*Task*. Identify all lines below that hold "type" and collect them.
--- START OF Data to use ---
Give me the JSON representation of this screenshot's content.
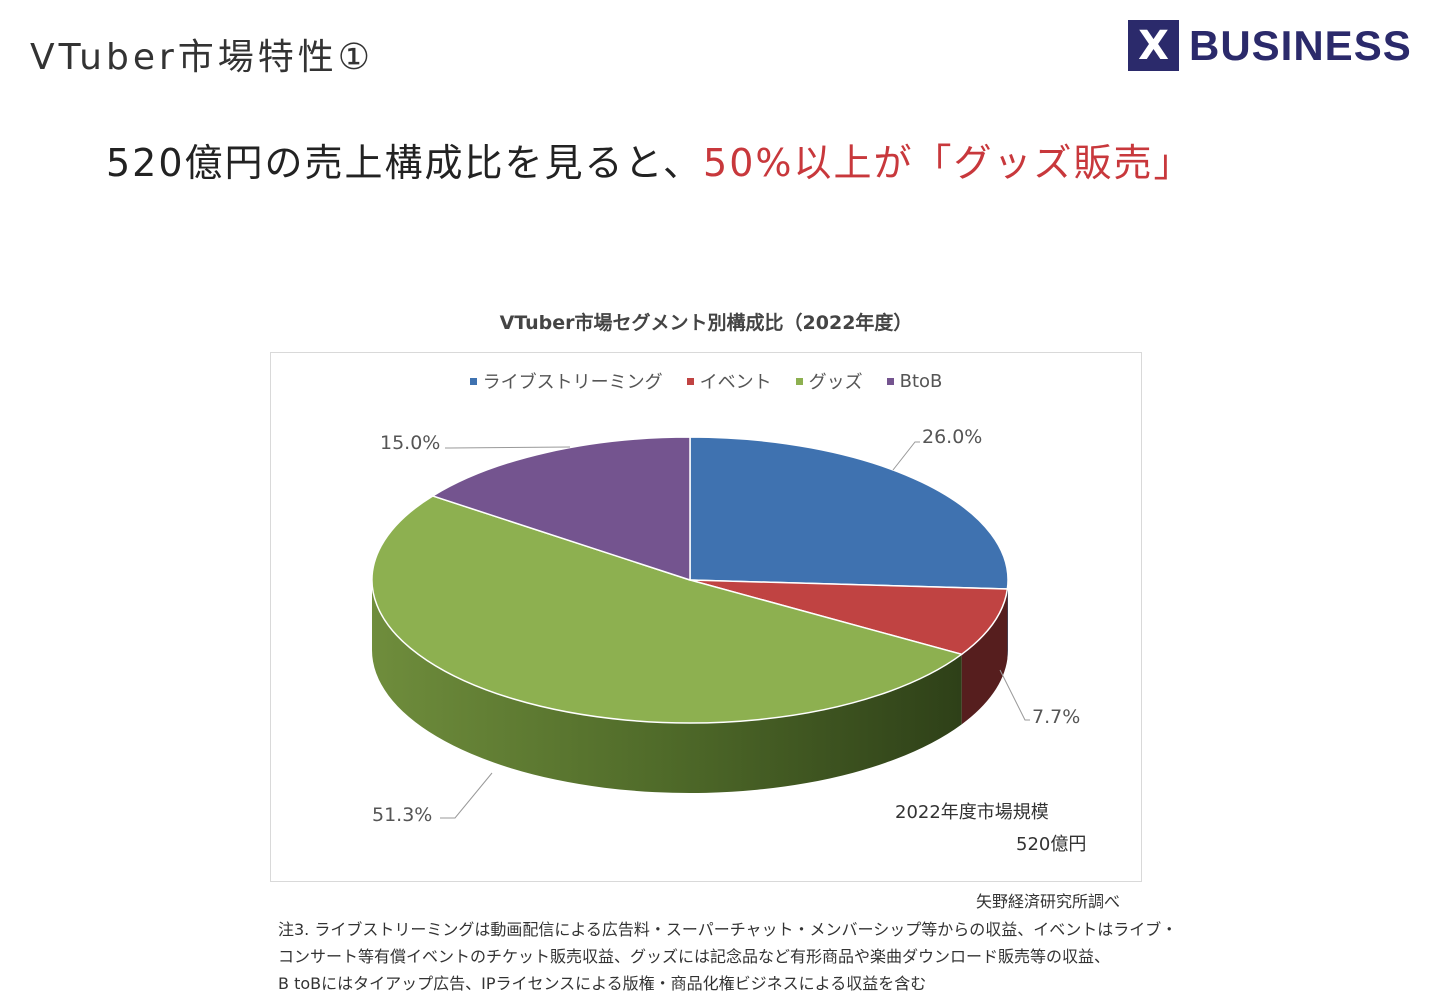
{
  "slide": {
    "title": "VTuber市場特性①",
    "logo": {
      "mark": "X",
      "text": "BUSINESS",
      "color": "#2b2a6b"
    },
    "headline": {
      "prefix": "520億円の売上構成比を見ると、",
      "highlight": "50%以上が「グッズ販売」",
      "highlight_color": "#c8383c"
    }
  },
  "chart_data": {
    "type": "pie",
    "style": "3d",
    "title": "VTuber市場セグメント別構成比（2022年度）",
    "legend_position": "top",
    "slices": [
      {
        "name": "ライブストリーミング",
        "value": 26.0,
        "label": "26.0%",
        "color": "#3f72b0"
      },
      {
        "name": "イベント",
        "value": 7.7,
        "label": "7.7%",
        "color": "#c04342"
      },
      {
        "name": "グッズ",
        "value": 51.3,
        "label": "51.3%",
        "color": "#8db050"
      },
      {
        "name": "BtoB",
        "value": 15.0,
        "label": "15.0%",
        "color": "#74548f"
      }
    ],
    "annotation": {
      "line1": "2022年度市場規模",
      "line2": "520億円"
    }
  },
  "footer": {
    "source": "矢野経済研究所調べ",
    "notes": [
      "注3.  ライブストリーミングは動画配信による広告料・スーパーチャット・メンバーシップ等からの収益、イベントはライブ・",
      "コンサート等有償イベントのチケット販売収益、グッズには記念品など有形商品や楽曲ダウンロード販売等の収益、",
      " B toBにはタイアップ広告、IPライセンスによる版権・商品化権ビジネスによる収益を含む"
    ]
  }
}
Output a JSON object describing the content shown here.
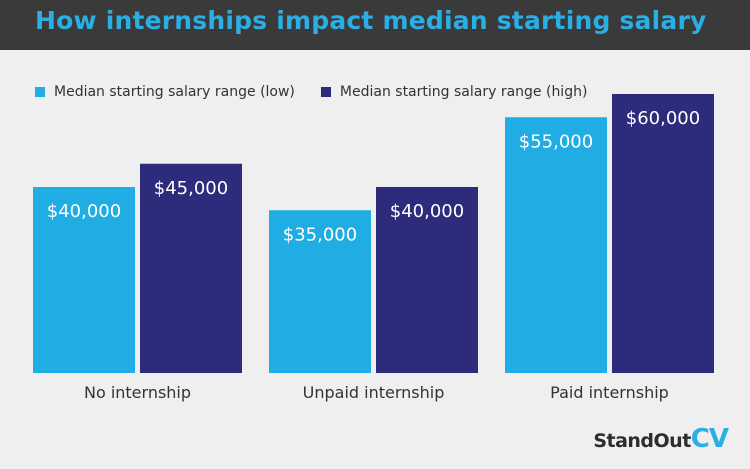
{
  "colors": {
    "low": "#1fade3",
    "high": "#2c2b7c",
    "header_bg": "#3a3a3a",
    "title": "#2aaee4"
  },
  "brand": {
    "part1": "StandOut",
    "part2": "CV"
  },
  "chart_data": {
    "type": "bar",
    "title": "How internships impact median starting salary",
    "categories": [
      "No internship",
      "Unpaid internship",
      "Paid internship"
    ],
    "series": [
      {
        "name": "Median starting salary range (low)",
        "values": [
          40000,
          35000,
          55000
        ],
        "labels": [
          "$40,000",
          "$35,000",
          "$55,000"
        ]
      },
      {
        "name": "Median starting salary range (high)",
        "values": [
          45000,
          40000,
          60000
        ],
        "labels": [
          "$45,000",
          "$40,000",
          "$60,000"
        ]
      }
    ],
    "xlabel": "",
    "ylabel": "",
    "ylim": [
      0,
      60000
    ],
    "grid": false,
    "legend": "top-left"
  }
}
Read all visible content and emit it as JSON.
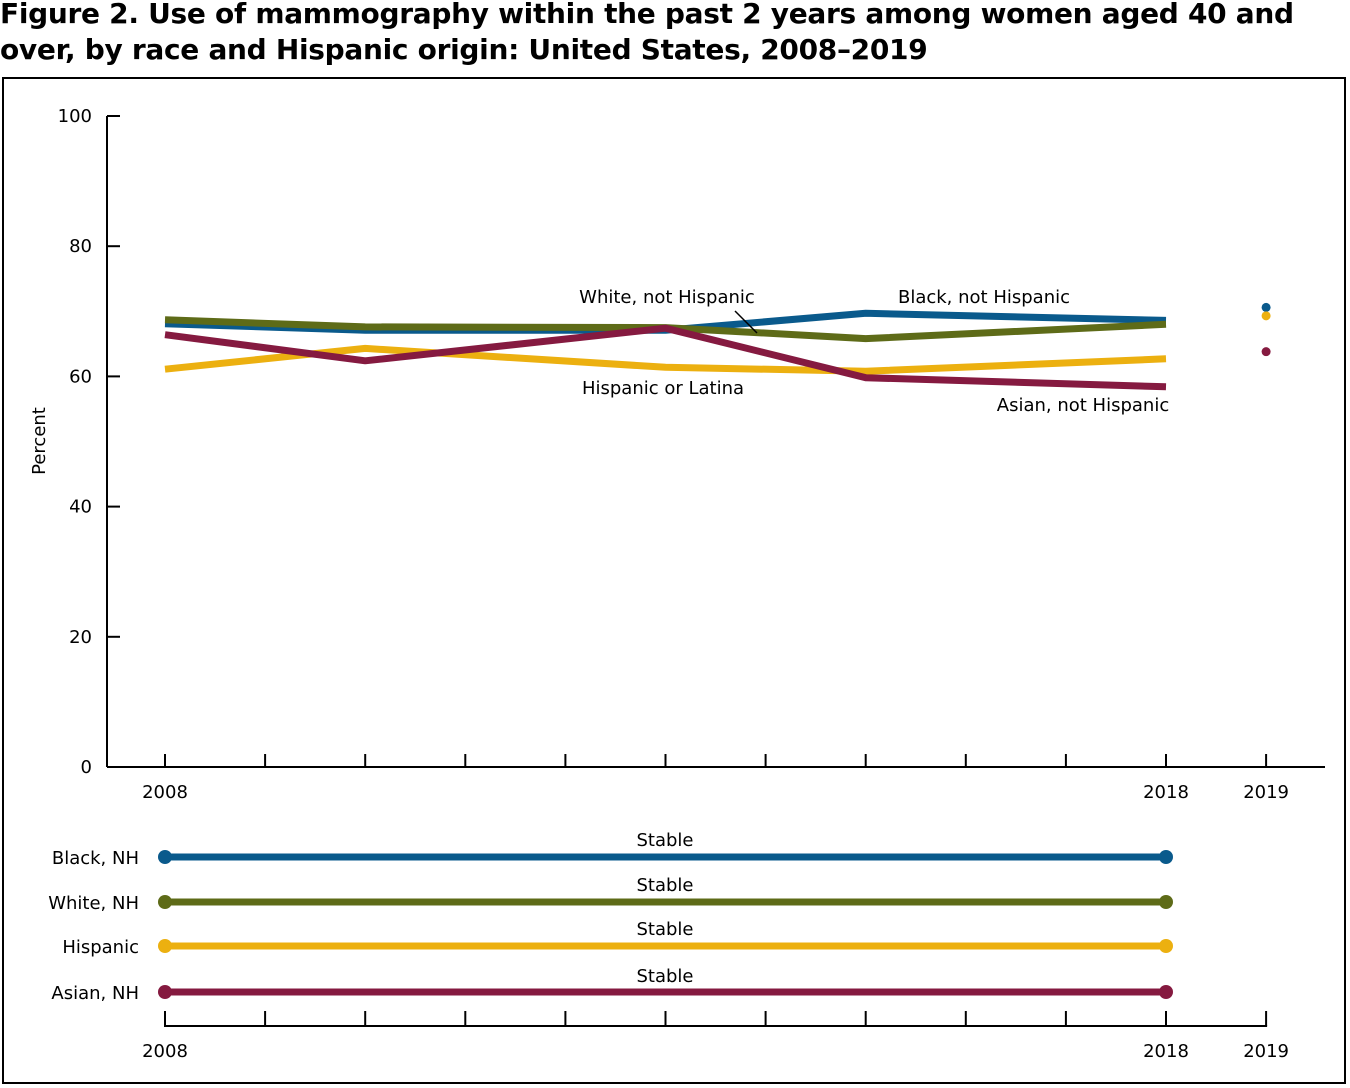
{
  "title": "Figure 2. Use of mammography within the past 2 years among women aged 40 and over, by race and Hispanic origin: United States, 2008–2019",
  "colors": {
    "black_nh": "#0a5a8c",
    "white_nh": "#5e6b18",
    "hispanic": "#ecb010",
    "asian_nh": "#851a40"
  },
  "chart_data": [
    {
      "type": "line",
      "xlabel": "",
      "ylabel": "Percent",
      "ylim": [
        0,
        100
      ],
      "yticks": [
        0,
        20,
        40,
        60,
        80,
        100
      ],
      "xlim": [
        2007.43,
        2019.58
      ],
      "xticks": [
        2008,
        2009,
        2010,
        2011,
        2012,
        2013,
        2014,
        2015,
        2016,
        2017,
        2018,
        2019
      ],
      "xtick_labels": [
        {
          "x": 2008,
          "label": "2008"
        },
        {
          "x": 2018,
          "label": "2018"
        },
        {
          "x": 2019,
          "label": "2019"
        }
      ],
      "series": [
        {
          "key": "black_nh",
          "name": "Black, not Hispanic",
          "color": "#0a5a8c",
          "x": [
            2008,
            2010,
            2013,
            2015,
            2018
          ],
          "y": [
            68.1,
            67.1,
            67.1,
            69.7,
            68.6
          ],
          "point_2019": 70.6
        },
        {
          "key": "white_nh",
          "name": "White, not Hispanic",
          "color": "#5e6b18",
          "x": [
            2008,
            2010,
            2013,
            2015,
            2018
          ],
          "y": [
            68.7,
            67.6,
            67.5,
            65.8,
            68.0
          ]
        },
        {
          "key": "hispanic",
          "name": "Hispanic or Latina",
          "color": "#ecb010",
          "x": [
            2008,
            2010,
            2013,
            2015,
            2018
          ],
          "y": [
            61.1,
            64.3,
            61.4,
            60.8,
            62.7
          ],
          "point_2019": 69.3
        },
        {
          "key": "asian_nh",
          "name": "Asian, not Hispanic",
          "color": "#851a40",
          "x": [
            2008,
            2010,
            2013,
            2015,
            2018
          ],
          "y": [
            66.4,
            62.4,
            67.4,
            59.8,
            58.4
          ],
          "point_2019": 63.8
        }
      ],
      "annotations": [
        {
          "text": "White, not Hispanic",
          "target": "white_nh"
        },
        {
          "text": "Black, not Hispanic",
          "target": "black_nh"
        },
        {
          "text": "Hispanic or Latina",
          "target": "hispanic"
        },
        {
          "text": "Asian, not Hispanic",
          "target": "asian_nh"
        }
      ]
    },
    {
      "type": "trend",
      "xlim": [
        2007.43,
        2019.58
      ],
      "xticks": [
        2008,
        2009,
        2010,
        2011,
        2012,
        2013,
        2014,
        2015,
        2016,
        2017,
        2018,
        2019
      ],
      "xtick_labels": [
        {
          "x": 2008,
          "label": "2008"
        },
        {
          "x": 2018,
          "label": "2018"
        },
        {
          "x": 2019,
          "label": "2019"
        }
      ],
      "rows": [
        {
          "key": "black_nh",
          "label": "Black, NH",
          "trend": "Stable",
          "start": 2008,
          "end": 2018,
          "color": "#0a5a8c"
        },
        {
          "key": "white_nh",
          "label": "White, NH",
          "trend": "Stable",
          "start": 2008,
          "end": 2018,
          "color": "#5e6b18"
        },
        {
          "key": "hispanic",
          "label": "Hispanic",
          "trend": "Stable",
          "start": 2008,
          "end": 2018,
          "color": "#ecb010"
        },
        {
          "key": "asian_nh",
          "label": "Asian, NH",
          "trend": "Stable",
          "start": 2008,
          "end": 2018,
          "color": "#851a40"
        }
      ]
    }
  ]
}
--- END OF Data to use ---
*Completed task*.
    "type": "pie",
    "type": "bar",
      "type": "line",
      "type": "trend",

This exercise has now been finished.